- [Problem to solve]
Continue the setup guide on verifying tool installs and AWS sign-in from the point where it stops.

- [Text for analysis]
The placeholder values you will see in the identity output are explained in the next section. sts stands for Security Token Service, the AWS service that answers “who am I signed in as.”

Expected output

Each version check prints one line. The exact numbers depend on when you install, so treat the format as the checkpoint, not the specific version. These are real outputs from a machine set up for this course; yours may show newer versions:

git version 2.43.0
v22.22.3
uv 0.11.15 (x86_64-unknown-linux-gnu)
aws-cli/2.x.x Python/3.x.x ...
2.1131.0 (build 1e9a1e1)
Python 3.12.3

Any Git 2.x, Node 22.12 or newer (or 24 LTS), uv 0.11 or newer, AWS CLI 2.x, and a CDK 2.x line all pass. The Python line must start with 3.12.

The identity check prints JSON (JavaScript Object Notation, a common text format for structured data). This is the shape of the output; your Account, UserId, and Arn values are specific to your account and login, so the exact strings will differ (output shape; exact values vary per account):

{
    "UserId": "<YOUR_USER_ID>",
    "Account": "<YOUR_12_DIGIT_ACCOUNT_ID>",
    "Arn": "arn:aws:sts::<YOUR_12_DIGIT_ACCOUNT_ID>:assumed-role/<YOUR_ROLE_NAME>/<YOUR_SESSION>"
}

<YOUR_12_DIGIT_ACCOUNT_ID> is the account you signed in to. Arn stands for Amazon Resource Name, a unique identifier for the identity you are using. If the account number matches the sandbox account you meant to use, this lesson’s checkpoint has passed.

One common failure

Symptom: you install a tool, then a version check prints command not found (macOS or Linux) or 'git' is not recognized as an internal or external command (Windows).

Diagnosis: the tool installed correctly, but your current terminal does not know where to find it. A terminal reads its list of program locations (the PATH) once when it starts. If you installed the tool after opening the terminal, that terminal has a stale PATH.

Fix: close the terminal completely and open a new one, then run the version check again. A fresh terminal reloads PATH and finds the tool. If it still fails, the installer may not have added the tool to PATH; re-run the installer and accept the option to add it to PATH, or follow the tool’s official “add to PATH” instructions for your operating system.

A second common failure is aws sts get-caller-identity returning Unable to locate credentials or an expired-token error. Short-lived credentials expire on purpose. Run aws sso login again to refresh them, then retry the identity check.

(Document layout detection data)
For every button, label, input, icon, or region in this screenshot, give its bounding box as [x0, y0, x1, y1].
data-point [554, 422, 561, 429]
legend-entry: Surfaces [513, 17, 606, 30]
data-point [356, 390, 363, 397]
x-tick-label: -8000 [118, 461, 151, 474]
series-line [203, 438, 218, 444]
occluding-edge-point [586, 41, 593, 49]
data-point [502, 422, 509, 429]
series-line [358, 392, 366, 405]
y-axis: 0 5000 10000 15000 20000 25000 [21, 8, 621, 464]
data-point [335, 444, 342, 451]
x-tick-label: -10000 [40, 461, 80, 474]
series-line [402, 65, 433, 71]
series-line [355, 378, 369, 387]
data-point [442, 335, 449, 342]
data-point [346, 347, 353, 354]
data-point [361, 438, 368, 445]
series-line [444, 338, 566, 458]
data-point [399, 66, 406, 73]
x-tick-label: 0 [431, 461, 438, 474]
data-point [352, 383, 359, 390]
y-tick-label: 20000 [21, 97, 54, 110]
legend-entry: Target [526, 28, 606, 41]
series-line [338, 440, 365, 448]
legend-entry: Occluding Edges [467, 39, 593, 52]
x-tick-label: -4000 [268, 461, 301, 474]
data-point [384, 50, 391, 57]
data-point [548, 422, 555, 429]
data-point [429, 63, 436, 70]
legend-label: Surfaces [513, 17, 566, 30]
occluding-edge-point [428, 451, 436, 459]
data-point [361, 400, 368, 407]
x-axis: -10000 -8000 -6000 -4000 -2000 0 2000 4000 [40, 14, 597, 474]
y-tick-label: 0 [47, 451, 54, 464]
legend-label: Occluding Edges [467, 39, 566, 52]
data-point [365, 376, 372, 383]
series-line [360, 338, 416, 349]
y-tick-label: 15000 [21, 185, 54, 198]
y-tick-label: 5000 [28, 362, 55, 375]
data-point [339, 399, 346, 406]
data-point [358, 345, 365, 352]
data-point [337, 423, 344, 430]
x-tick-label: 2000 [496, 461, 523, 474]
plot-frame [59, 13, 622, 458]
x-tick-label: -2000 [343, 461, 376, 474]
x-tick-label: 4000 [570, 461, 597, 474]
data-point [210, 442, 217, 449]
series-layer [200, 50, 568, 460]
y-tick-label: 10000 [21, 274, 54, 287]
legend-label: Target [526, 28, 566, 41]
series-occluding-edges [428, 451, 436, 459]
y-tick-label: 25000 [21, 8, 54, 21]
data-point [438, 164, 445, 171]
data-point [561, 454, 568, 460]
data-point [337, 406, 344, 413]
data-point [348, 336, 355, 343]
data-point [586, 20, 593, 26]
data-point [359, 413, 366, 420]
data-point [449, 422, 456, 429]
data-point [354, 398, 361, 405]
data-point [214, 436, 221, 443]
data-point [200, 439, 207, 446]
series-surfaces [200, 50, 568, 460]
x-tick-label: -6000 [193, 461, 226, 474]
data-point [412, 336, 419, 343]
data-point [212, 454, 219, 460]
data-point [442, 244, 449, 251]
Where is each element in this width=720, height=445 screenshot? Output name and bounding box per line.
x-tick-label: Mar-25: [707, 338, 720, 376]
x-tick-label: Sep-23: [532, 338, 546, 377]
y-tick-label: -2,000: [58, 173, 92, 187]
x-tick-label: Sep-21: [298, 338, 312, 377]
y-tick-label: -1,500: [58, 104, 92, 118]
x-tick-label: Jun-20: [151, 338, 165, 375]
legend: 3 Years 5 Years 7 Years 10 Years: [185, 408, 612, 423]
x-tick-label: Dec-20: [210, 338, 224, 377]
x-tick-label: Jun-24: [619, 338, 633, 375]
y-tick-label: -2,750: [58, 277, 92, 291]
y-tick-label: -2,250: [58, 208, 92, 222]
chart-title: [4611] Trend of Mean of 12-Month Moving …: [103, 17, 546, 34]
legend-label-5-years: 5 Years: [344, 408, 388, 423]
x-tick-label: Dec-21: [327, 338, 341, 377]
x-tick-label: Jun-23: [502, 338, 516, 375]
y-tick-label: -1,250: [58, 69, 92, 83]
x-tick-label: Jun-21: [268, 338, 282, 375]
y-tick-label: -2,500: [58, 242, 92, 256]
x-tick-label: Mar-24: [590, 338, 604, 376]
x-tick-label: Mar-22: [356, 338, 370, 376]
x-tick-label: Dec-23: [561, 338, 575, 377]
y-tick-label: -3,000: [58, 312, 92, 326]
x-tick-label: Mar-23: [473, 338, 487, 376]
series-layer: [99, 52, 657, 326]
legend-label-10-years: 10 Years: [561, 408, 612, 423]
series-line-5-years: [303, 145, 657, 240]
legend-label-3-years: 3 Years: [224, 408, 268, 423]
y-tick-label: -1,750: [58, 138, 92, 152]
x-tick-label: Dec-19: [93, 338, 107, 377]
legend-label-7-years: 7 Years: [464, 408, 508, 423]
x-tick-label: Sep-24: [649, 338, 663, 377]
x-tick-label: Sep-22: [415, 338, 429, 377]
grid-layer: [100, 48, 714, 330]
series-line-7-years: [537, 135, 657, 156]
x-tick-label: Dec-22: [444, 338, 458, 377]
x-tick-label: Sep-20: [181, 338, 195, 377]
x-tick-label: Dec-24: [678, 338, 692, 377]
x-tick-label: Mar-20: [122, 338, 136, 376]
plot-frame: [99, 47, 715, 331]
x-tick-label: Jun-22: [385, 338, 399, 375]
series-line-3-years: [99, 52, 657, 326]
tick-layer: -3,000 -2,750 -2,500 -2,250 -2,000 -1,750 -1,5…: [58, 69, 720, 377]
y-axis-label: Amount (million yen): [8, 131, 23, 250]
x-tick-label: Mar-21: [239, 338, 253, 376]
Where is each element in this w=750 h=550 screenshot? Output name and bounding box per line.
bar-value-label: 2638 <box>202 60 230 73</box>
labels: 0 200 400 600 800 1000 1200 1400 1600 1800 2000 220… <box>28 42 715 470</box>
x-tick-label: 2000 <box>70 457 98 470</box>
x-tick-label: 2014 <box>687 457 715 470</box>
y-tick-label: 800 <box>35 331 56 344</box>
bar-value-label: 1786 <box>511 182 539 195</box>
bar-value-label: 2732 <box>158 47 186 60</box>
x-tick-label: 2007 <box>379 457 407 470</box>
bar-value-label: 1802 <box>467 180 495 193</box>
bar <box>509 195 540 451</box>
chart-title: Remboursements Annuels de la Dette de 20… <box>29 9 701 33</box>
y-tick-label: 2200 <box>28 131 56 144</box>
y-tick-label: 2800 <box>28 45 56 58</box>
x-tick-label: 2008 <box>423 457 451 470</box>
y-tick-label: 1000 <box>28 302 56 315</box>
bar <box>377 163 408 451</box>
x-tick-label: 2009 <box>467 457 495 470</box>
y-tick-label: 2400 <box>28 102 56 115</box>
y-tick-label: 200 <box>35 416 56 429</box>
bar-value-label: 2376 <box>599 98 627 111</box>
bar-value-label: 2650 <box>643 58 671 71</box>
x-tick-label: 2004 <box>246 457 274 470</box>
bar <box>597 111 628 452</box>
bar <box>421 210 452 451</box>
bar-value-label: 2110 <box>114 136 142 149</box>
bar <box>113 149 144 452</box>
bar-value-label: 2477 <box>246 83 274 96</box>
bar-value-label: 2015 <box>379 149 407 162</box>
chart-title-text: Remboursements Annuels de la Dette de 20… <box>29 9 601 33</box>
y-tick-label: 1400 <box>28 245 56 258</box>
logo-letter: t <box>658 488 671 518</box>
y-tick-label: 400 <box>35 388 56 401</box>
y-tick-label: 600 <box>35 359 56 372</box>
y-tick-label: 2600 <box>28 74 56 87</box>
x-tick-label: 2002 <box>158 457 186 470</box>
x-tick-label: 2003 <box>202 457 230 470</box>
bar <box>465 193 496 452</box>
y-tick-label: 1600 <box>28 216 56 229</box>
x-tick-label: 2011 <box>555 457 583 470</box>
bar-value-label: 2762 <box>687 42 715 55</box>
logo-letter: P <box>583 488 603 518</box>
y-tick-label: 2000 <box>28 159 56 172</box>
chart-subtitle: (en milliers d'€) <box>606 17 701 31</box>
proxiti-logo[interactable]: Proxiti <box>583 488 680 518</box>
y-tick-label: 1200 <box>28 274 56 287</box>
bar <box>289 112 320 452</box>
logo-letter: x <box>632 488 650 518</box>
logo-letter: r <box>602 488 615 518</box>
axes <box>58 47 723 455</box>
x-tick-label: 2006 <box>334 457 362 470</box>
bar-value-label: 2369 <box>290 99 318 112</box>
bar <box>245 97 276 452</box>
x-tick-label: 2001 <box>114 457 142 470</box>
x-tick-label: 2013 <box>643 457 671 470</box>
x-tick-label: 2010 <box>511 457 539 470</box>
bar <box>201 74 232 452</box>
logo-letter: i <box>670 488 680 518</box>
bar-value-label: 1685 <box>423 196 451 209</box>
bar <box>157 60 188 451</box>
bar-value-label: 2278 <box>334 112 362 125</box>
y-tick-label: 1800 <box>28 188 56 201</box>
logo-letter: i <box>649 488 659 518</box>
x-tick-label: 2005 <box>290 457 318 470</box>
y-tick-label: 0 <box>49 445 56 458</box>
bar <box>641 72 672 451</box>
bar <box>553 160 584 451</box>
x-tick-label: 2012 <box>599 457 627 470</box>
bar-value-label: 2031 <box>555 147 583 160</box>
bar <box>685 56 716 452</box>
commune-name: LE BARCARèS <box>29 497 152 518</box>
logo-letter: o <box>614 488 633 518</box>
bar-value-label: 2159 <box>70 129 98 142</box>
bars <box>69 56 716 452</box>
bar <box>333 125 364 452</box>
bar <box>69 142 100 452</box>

- [Response box]
Why this works

Two habits in this lesson remove a whole class of problems before they start.

Pinning tool versions and checking them means every later command runs on a known toolchain. Most “it works on my machine but not yours” problems come from mismatched versions; a version check at the start makes a mismatch visible immediately instead of ten steps later.

Using a short-lived credential and confirming it with aws sts get-caller-identity means you know exactly which account and identity your terminal will act as before you run anything that touches the cloud. That single confirmation prevents the worst beginner mistake: running a command against the wrong account.

Verify it yourself

  1. Close every open terminal and open a brand-new one.
  2. Run all five version checks (git, node, uv, aws, cdk) plus uv run python --version from the agent/ folder. Confirm each prints a version line in the expected format.
  3. Run aws sts get-caller-identity and confirm the Account value is the sandbox account you intended to use.
  4. Open the AWS Billing console and confirm your budget and email alert exist.

If all four pass, you are ready for Lesson 1. You have installed the toolchain and proven your identity without creating anything billable.

Cleanup

Nothing to clean up. This lesson creates no billable or privileged cloud resource. The budget alert you set is free and worth keeping for the rest of the course. Your short-lived AWS credentials expire on their own; if you want to end a session early, run aws sso logout.